>> Begin GIVEN PASSAGE

In Antonyuk v. Bruen, a district court judge recently suggested in dicta that New York’s list of sensitive places where guns are prohibited is unconstitutional under the standard set forth in Bruen.  I summarized that opinion here, including why its analysis of sensitive places appears inconsistent with Bruen’s directive to reason by analogy to determine new locations that can be deemed sensitive (beyond government buildings, polling places, and schools).

Antonyuk is not the only ongoing case dealing with sensitive places.  Angelo v. District of Columbia, currently pending in the federal district court in Washington, D.C., was filed on June 30 and involves a challenge by several permitholders to Washington D.C.’s designation of the Metro as a sensitive place where guns are banned (the law was passed in 2014, and went into effect the following year).

>> End GIVEN PASSAGE
>> Begin DATASET ENTRIES

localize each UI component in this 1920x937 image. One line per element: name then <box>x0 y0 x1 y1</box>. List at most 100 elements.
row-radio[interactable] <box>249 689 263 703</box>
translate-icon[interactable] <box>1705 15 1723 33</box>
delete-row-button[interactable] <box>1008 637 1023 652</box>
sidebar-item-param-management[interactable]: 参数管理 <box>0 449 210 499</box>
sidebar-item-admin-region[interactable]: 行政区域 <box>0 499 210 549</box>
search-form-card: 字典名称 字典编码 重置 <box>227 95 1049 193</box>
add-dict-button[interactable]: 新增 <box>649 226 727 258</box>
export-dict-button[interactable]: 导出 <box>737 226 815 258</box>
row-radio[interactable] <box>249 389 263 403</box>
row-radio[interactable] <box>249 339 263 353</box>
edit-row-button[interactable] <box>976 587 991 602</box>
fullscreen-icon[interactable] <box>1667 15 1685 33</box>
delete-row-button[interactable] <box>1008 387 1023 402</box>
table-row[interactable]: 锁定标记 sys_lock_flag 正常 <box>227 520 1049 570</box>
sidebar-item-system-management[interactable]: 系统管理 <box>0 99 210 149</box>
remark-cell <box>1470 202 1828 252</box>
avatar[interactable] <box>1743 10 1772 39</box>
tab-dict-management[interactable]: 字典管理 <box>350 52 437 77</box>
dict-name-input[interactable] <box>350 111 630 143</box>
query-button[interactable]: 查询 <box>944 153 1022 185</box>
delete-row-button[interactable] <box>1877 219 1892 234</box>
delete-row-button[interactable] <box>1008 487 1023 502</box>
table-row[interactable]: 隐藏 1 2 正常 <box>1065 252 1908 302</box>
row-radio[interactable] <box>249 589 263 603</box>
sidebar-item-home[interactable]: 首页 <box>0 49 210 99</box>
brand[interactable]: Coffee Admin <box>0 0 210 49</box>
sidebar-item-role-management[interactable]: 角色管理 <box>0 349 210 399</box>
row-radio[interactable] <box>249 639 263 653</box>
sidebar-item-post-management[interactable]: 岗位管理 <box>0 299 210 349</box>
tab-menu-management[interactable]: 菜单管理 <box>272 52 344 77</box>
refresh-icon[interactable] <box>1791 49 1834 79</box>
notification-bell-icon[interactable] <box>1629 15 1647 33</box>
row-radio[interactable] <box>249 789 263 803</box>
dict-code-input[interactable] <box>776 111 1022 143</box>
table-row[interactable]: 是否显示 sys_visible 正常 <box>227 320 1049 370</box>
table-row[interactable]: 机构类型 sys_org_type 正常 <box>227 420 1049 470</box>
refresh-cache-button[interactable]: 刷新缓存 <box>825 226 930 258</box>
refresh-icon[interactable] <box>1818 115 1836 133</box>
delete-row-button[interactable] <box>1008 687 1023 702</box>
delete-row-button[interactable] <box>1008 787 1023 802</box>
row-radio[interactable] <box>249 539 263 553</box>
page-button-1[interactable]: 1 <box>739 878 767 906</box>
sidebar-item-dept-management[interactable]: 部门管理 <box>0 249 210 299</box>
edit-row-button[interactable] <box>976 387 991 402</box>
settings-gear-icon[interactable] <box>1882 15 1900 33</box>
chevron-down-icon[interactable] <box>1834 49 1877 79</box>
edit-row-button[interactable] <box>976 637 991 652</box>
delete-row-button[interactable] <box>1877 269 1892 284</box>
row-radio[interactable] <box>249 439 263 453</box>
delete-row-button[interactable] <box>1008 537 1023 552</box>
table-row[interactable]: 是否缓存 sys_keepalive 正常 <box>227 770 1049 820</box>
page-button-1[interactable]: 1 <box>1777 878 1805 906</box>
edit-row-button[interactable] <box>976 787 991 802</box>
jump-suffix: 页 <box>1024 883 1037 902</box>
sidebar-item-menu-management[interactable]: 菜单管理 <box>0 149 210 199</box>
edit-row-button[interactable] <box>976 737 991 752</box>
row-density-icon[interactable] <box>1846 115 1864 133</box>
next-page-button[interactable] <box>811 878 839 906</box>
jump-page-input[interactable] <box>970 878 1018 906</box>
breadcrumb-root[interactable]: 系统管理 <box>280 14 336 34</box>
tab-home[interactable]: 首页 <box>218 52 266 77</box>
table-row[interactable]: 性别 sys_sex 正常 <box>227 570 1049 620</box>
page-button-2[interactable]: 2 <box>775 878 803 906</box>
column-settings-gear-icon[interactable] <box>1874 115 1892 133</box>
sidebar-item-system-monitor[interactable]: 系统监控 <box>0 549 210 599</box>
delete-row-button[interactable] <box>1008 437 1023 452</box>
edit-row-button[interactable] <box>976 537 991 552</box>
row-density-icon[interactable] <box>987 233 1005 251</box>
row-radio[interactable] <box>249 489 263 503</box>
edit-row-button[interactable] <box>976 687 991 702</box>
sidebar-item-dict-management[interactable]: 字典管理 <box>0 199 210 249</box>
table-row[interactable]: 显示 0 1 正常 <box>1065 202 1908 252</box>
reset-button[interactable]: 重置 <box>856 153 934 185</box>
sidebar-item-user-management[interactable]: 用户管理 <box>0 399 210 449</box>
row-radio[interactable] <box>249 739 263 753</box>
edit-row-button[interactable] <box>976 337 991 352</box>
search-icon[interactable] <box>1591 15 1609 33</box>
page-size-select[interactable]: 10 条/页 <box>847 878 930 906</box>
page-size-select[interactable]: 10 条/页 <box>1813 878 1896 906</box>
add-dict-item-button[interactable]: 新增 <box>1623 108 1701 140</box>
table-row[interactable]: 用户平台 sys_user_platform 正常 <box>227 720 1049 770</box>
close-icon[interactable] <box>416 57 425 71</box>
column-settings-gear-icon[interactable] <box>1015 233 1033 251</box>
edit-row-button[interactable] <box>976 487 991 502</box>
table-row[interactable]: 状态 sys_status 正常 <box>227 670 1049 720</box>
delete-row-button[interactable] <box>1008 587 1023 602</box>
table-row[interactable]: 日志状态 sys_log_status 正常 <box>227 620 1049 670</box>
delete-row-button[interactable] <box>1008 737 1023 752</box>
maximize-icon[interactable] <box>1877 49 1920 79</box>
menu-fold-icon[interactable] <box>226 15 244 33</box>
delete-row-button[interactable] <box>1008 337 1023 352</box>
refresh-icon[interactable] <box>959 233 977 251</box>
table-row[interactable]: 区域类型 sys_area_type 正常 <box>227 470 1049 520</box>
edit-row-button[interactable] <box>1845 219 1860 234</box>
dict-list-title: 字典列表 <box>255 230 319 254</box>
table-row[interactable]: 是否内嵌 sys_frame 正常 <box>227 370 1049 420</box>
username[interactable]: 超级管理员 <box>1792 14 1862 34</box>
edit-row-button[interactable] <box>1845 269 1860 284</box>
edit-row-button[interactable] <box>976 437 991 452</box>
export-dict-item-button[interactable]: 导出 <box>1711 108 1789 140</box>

>> End DATASET ENTRIES
>> Begin DATASET ENTRIES

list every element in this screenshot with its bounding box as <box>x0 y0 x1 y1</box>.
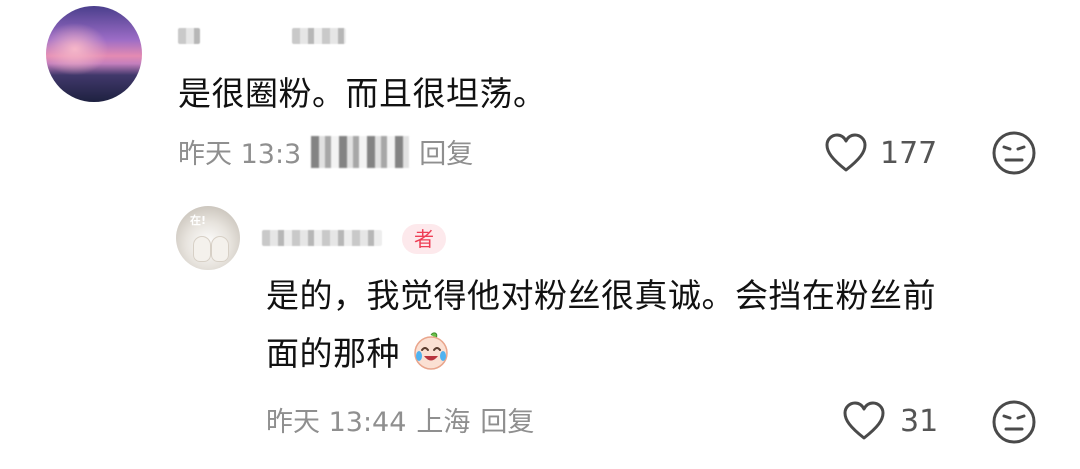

>> End DATASET ENTRIES

-- REQUIRED WORK --
1/ According to the passage on sensitive places, what does the challenge in Angelo v. District of Columbia target?
2/ Copy the stretch of the records from the line that contains "localize each UI" through the line that contains "delete-row-button[interactable] <box>1008 487", including both of those lines.

-- RESPONSES TO THE EXERCISE --
1/ It challenges Washington, D.C.'s designation of the Metro as a sensitive place where guns are banned.

2/
localize each UI component in this 1920x937 image. One line per element: name then <box>x0 y0 x1 y1</box>. List at most 100 elements.
row-radio[interactable] <box>249 689 263 703</box>
translate-icon[interactable] <box>1705 15 1723 33</box>
delete-row-button[interactable] <box>1008 637 1023 652</box>
sidebar-item-param-management[interactable]: 参数管理 <box>0 449 210 499</box>
sidebar-item-admin-region[interactable]: 行政区域 <box>0 499 210 549</box>
search-form-card: 字典名称 字典编码 重置 <box>227 95 1049 193</box>
add-dict-button[interactable]: 新增 <box>649 226 727 258</box>
export-dict-button[interactable]: 导出 <box>737 226 815 258</box>
row-radio[interactable] <box>249 389 263 403</box>
row-radio[interactable] <box>249 339 263 353</box>
edit-row-button[interactable] <box>976 587 991 602</box>
fullscreen-icon[interactable] <box>1667 15 1685 33</box>
delete-row-button[interactable] <box>1008 387 1023 402</box>
table-row[interactable]: 锁定标记 sys_lock_flag 正常 <box>227 520 1049 570</box>
sidebar-item-system-management[interactable]: 系统管理 <box>0 99 210 149</box>
remark-cell <box>1470 202 1828 252</box>
avatar[interactable] <box>1743 10 1772 39</box>
tab-dict-management[interactable]: 字典管理 <box>350 52 437 77</box>
dict-name-input[interactable] <box>350 111 630 143</box>
query-button[interactable]: 查询 <box>944 153 1022 185</box>
delete-row-button[interactable] <box>1877 219 1892 234</box>
delete-row-button[interactable] <box>1008 487 1023 502</box>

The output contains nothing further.